# Exercise details:
Lines that include the word "most" are the ones to copy.

# Task data:
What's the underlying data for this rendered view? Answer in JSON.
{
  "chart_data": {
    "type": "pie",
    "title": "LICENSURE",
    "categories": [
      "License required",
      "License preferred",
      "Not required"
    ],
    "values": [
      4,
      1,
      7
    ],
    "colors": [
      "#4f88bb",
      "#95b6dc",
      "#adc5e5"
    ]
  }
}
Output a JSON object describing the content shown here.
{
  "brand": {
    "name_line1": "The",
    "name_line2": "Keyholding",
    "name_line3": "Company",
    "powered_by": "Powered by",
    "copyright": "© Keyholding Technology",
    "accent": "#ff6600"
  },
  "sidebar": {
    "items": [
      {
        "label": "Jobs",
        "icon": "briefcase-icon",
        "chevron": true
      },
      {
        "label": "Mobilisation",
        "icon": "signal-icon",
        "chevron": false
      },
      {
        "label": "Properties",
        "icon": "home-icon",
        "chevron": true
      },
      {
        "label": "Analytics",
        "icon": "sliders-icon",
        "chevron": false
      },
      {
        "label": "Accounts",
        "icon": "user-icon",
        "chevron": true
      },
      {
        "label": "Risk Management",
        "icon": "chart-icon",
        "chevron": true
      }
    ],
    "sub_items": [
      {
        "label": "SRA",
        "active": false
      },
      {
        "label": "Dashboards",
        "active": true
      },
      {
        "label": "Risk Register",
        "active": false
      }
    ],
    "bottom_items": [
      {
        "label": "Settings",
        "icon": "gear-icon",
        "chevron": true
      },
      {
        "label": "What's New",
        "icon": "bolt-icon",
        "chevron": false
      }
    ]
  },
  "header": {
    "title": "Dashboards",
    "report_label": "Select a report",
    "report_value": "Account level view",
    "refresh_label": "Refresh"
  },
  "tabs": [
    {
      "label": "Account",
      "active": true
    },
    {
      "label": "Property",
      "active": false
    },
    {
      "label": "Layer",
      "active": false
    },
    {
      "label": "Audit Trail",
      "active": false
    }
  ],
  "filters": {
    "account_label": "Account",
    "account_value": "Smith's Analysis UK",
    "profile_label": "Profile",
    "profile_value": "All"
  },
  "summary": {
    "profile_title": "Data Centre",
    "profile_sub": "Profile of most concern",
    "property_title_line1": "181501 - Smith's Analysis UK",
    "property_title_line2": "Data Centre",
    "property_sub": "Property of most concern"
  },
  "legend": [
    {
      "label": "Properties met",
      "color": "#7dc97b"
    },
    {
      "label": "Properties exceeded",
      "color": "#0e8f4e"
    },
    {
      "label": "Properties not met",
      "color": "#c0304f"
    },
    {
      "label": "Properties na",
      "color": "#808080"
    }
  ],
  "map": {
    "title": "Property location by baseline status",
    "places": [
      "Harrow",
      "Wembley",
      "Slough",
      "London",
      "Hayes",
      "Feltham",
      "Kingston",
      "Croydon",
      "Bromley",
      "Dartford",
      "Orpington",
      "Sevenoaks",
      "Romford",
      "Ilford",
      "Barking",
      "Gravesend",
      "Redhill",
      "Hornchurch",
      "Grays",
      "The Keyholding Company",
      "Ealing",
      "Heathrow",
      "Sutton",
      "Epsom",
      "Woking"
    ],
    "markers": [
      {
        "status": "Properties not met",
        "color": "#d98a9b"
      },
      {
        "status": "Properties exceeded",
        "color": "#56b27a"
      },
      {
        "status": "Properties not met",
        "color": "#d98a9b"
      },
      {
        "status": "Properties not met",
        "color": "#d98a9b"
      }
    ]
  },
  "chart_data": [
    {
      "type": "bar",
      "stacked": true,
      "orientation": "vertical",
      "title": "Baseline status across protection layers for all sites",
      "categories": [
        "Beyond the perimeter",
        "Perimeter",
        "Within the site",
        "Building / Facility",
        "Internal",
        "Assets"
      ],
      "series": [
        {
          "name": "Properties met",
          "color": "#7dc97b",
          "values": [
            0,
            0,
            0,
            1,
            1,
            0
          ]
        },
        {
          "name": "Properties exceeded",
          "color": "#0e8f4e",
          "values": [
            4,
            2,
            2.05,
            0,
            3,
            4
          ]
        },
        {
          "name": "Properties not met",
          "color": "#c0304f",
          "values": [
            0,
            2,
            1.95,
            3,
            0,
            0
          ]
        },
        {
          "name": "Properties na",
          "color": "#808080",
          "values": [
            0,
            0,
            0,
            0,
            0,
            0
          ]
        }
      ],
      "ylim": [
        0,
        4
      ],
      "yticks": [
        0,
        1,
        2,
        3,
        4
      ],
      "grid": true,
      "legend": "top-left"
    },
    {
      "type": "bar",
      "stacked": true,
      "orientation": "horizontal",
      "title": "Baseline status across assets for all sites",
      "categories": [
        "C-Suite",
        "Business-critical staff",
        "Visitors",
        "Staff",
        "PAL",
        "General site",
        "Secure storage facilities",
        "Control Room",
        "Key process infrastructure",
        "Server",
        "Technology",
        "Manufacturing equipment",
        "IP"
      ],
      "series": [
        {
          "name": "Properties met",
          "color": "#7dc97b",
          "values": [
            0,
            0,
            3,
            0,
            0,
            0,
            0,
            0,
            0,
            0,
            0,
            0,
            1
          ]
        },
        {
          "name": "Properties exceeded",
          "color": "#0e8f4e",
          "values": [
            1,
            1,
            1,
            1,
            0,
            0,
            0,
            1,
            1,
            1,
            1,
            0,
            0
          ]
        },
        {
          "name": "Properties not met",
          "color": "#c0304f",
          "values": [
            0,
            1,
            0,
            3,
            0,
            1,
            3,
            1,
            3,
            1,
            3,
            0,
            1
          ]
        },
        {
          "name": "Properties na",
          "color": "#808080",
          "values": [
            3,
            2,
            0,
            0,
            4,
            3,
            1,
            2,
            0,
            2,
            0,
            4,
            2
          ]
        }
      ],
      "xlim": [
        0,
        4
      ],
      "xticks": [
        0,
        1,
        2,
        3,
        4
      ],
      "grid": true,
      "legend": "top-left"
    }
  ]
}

# Result:
    "profile_sub": "Profile of most concern",
    "property_sub": "Property of most concern"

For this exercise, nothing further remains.